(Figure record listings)

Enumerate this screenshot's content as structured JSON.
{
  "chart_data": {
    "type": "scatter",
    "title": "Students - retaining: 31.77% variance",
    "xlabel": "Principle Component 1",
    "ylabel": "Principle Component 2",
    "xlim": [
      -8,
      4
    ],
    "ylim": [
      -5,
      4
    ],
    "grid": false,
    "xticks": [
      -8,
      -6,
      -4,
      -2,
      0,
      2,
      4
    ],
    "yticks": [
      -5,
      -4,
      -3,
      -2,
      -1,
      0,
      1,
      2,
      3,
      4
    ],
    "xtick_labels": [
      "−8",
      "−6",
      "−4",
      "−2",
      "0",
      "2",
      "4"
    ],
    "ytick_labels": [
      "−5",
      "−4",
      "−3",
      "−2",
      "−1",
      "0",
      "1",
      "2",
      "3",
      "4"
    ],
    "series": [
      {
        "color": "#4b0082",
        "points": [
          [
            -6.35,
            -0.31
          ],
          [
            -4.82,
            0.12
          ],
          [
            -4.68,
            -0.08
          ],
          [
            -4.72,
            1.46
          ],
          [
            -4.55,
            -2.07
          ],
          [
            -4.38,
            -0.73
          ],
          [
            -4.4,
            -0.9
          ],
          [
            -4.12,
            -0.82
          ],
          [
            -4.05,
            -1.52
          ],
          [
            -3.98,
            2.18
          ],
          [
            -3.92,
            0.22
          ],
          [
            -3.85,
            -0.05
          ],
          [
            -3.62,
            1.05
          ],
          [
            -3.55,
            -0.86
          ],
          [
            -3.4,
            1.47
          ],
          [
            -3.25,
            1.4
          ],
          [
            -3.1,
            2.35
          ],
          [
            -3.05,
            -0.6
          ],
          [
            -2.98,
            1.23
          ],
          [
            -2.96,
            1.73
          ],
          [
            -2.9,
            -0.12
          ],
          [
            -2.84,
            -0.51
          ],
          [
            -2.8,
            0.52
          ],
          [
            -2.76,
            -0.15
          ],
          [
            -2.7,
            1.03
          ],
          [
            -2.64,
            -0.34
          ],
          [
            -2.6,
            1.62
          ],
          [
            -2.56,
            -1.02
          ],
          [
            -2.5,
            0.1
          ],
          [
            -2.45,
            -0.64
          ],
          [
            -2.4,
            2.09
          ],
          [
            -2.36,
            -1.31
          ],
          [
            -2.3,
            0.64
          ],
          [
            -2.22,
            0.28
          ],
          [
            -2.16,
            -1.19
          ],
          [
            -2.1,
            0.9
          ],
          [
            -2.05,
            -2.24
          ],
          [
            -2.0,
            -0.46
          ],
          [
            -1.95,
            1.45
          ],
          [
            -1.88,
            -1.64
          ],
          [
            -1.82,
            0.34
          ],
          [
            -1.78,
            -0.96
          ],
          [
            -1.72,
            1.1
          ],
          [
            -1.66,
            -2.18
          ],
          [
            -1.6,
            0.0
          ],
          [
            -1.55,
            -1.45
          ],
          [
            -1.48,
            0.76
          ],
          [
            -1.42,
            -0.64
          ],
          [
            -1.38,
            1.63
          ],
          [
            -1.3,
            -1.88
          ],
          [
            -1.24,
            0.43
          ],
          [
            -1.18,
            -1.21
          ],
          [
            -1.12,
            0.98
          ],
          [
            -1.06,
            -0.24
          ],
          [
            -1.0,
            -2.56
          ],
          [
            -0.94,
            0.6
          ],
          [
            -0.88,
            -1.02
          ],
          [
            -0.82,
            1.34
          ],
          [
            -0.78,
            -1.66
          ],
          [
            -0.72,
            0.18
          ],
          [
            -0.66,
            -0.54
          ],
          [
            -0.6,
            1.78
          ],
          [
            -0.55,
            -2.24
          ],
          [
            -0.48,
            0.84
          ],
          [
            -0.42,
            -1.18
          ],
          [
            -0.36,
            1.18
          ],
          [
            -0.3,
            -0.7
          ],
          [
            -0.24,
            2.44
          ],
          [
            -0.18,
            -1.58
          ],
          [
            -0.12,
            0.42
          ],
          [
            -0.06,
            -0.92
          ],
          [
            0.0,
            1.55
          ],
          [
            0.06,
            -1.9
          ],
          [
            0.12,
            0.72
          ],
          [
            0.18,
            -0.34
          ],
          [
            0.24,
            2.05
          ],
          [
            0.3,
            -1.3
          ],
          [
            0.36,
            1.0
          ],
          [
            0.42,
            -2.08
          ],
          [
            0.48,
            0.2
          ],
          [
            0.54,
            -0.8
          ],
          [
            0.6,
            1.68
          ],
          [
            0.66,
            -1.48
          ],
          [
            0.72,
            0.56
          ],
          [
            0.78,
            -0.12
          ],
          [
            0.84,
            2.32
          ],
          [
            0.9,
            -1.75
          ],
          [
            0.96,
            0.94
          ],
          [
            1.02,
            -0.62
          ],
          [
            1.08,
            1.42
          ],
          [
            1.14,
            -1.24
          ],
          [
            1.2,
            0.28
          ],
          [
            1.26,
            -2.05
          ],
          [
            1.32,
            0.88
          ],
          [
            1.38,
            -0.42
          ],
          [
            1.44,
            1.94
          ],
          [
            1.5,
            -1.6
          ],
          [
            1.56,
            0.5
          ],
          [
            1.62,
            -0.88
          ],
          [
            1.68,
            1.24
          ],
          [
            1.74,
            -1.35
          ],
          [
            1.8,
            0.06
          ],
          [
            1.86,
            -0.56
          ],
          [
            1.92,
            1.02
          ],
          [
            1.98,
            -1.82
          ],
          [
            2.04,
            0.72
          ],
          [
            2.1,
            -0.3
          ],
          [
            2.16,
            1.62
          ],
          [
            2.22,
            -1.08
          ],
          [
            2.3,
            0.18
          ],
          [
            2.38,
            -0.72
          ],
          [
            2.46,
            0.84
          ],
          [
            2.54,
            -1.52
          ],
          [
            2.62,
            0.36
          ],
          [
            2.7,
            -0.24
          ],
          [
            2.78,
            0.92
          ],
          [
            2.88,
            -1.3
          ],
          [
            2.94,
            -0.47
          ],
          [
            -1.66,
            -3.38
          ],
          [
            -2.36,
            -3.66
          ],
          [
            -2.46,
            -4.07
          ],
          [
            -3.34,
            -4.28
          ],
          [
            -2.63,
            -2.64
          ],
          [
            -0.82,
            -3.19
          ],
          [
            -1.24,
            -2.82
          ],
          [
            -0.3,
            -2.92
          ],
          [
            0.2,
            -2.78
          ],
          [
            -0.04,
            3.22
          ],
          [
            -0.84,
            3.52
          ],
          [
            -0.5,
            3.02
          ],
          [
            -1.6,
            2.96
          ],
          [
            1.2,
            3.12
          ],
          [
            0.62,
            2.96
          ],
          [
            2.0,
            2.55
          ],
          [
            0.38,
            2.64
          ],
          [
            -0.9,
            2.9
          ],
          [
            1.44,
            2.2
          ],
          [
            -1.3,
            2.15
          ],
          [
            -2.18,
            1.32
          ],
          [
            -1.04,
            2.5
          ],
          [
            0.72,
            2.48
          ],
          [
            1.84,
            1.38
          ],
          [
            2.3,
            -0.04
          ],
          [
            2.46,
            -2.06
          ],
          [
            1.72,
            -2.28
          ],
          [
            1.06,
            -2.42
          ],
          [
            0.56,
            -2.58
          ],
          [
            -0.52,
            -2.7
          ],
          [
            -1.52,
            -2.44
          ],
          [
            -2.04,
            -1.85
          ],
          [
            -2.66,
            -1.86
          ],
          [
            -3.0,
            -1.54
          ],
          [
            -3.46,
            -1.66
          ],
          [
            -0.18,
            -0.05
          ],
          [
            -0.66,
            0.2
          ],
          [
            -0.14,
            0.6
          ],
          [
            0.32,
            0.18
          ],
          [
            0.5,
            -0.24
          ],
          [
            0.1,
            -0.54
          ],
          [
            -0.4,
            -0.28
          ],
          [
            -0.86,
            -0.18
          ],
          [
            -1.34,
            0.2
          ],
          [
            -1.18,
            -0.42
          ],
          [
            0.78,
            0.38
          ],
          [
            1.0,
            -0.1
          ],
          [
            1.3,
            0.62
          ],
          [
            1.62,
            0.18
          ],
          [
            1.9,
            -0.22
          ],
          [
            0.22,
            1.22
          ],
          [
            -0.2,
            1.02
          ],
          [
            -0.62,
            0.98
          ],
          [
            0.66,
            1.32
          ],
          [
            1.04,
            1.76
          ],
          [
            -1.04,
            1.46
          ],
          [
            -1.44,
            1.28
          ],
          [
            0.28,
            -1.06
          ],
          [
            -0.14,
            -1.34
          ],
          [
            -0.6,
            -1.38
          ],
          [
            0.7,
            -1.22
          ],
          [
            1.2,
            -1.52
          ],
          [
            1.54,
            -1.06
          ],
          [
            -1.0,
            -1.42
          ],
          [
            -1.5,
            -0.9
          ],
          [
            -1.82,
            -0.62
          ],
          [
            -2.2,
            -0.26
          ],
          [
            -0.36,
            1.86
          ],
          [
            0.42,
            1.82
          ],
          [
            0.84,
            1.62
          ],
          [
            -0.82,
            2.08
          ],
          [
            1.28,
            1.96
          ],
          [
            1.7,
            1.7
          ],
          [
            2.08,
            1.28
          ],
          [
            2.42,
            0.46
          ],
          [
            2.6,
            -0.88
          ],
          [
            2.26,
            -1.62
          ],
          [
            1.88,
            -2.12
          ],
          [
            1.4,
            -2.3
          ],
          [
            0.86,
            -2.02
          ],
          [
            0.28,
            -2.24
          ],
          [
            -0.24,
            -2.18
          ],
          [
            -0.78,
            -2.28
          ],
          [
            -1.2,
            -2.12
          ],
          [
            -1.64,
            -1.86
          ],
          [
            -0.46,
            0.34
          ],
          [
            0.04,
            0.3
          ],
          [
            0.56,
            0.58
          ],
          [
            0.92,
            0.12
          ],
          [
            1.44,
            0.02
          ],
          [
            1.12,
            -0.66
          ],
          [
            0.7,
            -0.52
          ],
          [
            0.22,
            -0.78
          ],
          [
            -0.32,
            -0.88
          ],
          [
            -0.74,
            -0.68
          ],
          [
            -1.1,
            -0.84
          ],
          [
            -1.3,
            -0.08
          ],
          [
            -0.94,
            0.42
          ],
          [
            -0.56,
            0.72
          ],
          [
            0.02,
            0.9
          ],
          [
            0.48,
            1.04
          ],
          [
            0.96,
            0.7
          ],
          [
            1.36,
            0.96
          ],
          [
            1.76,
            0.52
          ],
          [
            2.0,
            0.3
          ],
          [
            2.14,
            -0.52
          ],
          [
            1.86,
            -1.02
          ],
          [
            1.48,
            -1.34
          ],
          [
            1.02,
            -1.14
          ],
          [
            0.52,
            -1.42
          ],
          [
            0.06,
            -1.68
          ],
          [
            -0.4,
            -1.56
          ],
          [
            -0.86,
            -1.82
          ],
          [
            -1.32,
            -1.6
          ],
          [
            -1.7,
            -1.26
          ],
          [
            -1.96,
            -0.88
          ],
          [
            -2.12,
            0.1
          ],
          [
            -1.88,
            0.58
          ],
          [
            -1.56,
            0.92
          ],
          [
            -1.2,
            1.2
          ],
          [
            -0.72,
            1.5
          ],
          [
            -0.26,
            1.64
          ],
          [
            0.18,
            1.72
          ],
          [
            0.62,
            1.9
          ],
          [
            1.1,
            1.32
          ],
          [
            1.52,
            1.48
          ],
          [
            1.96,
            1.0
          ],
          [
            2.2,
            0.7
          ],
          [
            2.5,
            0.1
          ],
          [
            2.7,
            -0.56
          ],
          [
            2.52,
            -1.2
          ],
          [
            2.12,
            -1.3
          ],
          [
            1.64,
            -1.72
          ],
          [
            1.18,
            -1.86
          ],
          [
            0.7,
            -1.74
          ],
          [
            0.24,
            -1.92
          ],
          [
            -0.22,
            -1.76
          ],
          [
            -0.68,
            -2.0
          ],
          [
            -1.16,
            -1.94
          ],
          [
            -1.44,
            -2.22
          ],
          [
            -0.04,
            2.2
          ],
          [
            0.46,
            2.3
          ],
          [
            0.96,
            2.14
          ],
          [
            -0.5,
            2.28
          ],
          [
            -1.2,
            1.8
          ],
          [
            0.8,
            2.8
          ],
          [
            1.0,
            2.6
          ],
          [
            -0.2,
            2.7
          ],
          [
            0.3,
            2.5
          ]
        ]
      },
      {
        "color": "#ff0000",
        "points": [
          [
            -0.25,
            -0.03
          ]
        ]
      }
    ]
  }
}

Exercise requirements: Where a line in the entries holds "Component", copy that line.

Task output:
    "xlabel": "Principle Component 1",
    "ylabel": "Principle Component 2",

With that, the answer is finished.